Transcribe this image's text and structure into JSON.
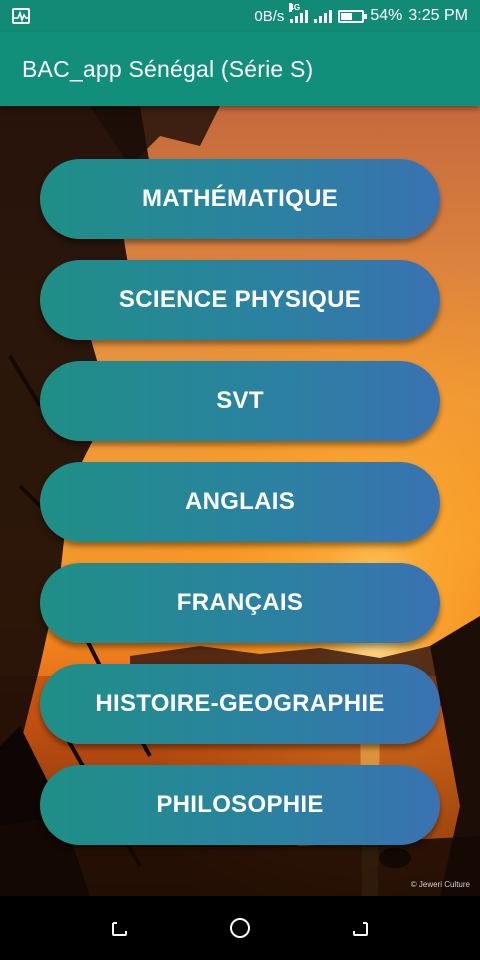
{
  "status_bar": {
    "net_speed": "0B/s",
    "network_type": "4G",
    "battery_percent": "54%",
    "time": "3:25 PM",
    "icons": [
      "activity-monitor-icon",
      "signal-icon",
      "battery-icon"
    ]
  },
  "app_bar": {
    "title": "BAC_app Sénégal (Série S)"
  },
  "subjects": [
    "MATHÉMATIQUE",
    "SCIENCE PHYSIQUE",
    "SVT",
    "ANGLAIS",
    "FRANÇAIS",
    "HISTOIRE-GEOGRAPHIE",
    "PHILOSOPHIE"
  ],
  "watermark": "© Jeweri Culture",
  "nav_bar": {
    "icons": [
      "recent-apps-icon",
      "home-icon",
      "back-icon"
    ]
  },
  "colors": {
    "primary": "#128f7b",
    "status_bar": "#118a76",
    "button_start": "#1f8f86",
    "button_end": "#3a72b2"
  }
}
★ ★ ★ ★
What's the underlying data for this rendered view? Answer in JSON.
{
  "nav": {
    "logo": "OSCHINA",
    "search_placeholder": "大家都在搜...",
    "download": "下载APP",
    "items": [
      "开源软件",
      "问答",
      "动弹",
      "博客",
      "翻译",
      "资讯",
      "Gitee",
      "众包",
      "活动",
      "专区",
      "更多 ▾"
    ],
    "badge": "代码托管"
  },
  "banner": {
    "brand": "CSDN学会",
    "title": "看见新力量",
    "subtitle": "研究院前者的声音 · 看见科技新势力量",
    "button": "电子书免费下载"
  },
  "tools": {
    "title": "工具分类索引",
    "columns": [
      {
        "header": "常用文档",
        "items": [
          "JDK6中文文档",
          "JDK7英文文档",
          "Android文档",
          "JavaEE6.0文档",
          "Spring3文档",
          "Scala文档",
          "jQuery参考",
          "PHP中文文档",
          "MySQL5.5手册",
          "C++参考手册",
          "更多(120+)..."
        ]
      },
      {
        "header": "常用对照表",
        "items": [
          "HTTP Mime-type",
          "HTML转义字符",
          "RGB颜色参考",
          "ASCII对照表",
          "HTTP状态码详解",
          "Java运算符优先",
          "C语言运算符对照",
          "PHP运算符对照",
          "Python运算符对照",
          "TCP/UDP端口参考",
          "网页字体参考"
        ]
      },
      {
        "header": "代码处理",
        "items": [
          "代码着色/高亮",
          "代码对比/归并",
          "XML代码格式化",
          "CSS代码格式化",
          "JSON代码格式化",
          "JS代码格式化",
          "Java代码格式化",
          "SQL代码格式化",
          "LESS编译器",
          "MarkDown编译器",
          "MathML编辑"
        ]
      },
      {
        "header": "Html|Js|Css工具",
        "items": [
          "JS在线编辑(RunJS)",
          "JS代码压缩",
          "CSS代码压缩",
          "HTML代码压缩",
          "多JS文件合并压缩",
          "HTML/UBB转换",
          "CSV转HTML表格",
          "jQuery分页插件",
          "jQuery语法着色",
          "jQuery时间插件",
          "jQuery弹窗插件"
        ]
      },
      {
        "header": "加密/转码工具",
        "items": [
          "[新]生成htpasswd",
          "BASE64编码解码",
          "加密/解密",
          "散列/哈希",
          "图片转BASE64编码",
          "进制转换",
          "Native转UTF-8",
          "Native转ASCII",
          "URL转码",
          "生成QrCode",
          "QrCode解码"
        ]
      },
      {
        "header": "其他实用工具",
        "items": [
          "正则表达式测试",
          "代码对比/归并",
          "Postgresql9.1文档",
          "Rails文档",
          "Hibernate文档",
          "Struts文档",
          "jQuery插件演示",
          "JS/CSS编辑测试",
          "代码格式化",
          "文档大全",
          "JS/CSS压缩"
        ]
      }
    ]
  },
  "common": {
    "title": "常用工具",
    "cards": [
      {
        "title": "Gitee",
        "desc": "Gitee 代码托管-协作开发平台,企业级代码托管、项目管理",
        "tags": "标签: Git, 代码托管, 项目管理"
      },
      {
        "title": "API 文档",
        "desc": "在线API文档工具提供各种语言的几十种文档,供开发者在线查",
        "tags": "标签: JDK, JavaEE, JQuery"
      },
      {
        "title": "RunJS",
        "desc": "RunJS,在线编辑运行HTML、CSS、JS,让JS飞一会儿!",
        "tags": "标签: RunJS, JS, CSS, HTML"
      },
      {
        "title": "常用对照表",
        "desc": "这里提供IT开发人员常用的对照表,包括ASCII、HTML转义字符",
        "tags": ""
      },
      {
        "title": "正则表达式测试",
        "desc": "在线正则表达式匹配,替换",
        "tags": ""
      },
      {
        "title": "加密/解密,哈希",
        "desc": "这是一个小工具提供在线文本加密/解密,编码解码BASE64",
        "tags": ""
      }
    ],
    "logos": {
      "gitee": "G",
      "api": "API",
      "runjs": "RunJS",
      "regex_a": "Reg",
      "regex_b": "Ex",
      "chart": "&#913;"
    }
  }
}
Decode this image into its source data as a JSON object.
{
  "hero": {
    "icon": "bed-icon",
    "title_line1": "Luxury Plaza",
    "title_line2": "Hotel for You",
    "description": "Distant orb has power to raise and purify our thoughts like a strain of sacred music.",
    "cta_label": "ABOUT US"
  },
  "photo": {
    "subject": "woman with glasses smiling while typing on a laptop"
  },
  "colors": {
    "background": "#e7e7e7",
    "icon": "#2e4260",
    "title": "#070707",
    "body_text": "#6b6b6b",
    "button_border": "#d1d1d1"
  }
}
★ ★ ★ ★
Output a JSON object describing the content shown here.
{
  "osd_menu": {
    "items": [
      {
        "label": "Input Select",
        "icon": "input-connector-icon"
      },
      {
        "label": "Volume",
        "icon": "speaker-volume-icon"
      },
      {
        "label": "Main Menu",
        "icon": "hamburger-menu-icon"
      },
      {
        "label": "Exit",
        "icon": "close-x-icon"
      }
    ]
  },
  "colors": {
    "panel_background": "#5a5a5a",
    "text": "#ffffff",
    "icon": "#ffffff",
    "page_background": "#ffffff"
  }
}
★ ★ ★ ★
Check each line above for the word "into", and copy the lines where it appears.

Transcribe this image's text and structure into JSON.
Decode this image into its source data as a JSON object.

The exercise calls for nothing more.